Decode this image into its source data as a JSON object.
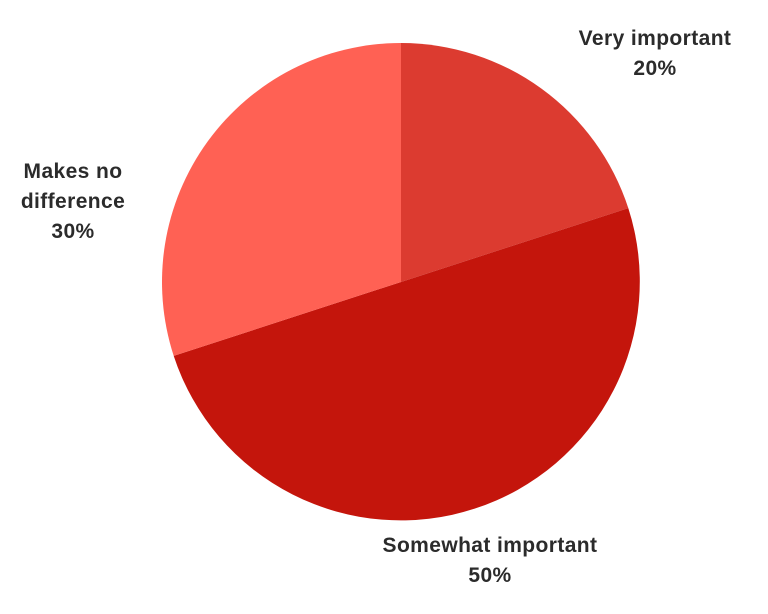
{
  "chart_data": {
    "type": "pie",
    "title": "",
    "start_angle_deg": 0,
    "direction": "clockwise",
    "legend_position": "none",
    "background_color": "#ffffff",
    "text_color": "#2b2b2b",
    "slices": [
      {
        "label": "Very important",
        "value": 20,
        "pct": "20%",
        "color": "#DC3B30"
      },
      {
        "label": "Somewhat important",
        "value": 50,
        "pct": "50%",
        "color": "#C4150C"
      },
      {
        "label": "Makes no difference",
        "value": 30,
        "pct": "30%",
        "color": "#FF6154"
      }
    ]
  }
}
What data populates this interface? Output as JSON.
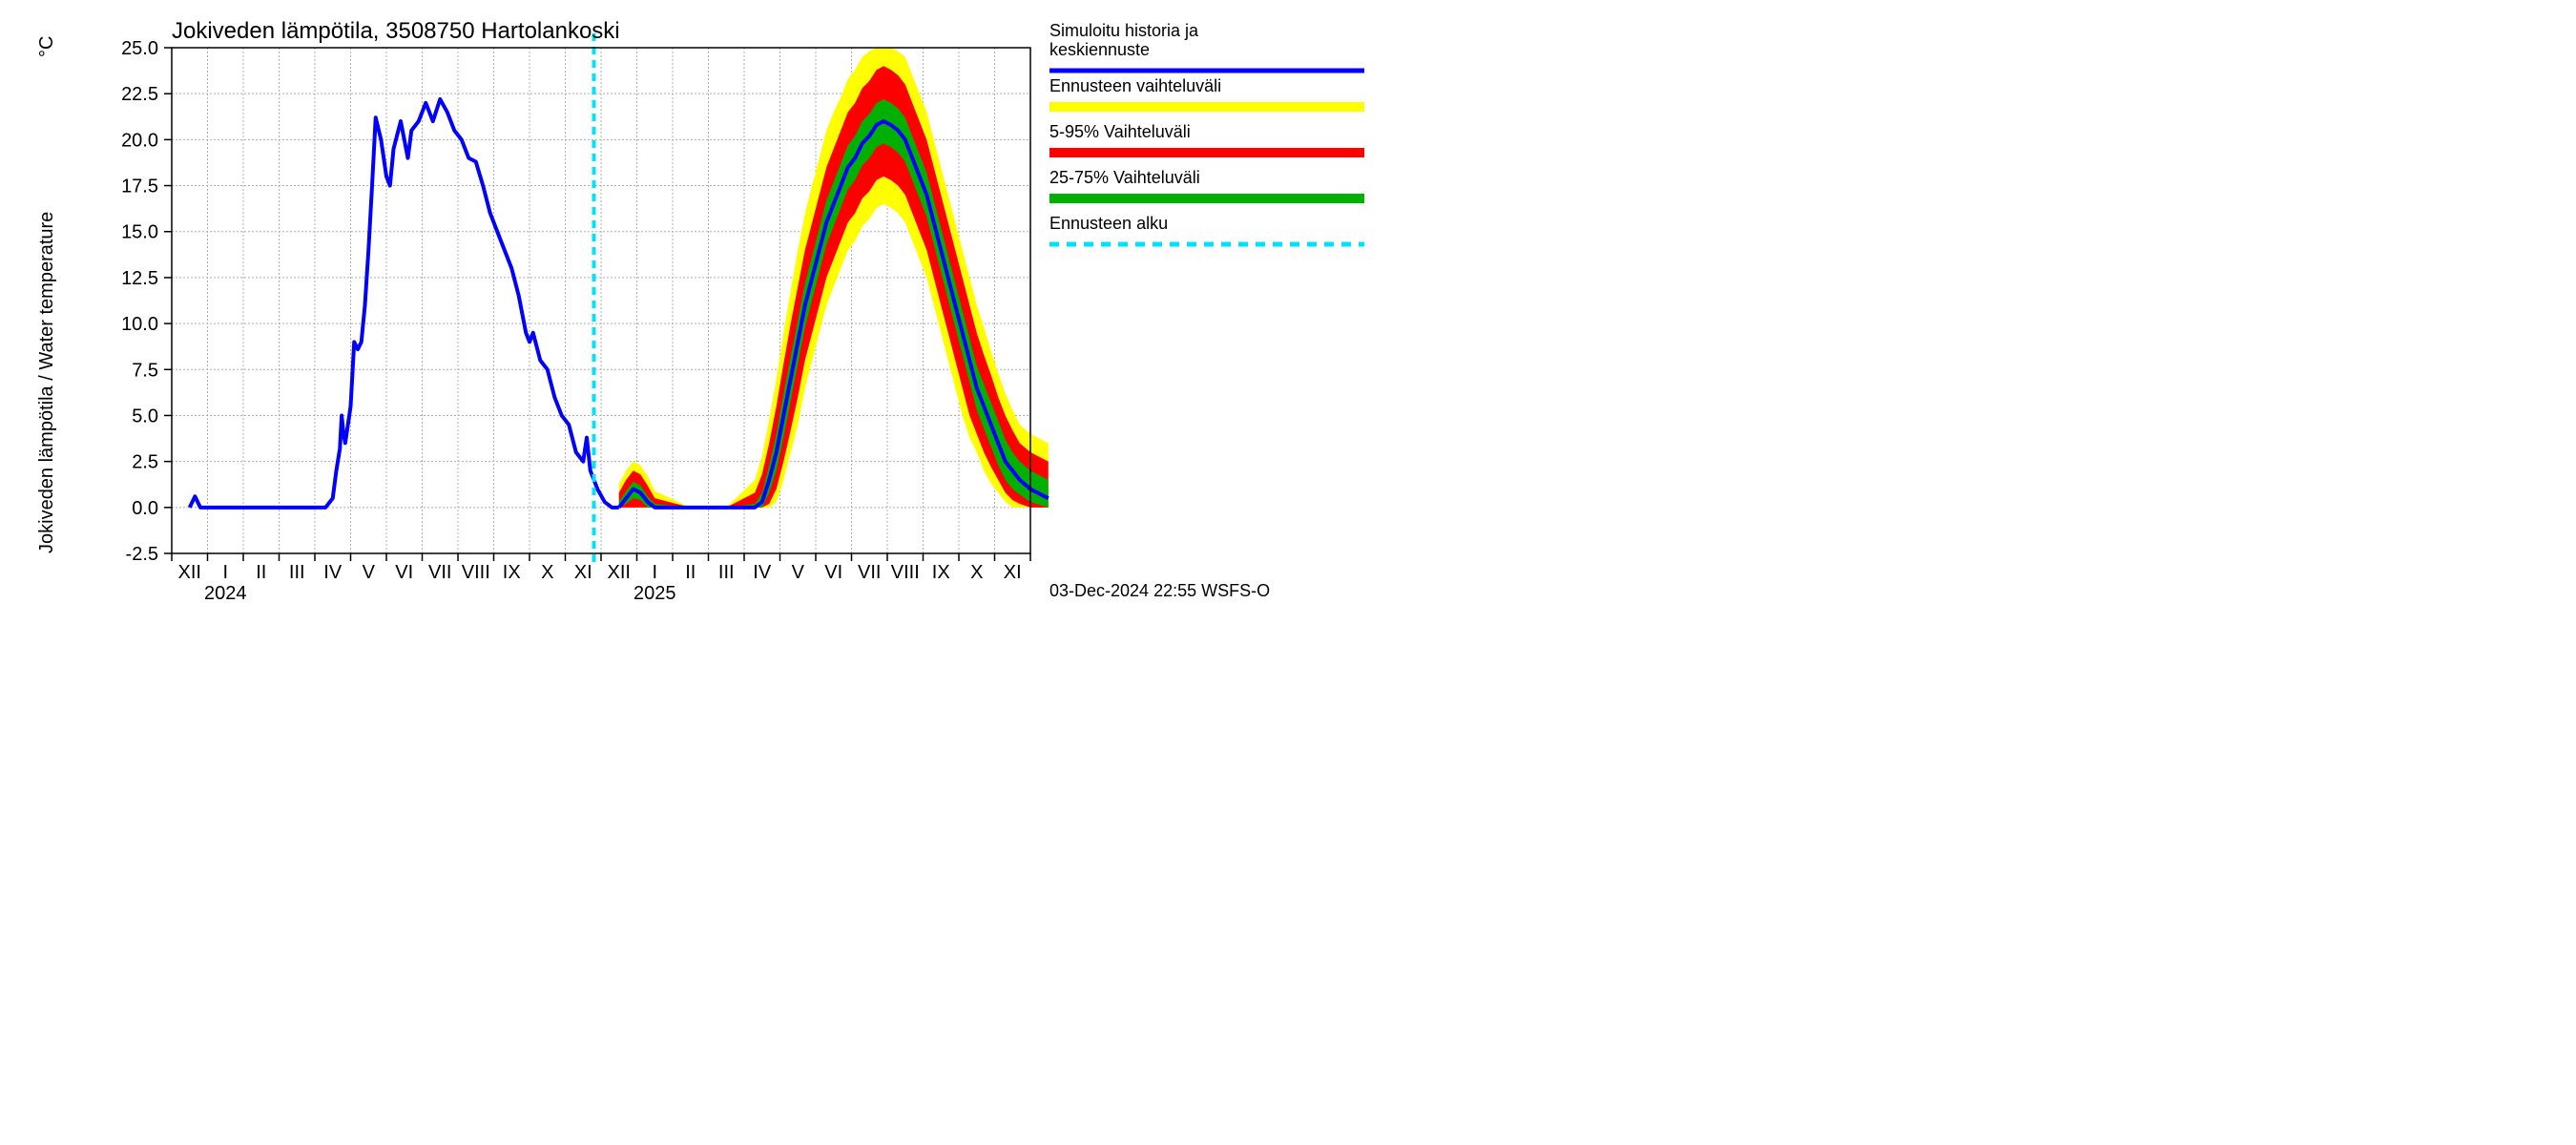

****************************************

WHAT YOU HAVE TO DO =>
Transcribe the records above exactly as they appear, leaving out any pictures.

FINISHED TASK =>
Decode this image into its source data as a JSON object.
{
  "chart_data": {
    "type": "pie",
    "title": "",
    "start_angle_deg": 0,
    "direction": "clockwise",
    "legend_position": "none",
    "background_color": "#ffffff",
    "text_color": "#2b2b2b",
    "slices": [
      {
        "label": "Very important",
        "value": 20,
        "pct": "20%",
        "color": "#DC3B30"
      },
      {
        "label": "Somewhat important",
        "value": 50,
        "pct": "50%",
        "color": "#C4150C"
      },
      {
        "label": "Makes no difference",
        "value": 30,
        "pct": "30%",
        "color": "#FF6154"
      }
    ]
  }
}
What data populates this interface? Output as JSON.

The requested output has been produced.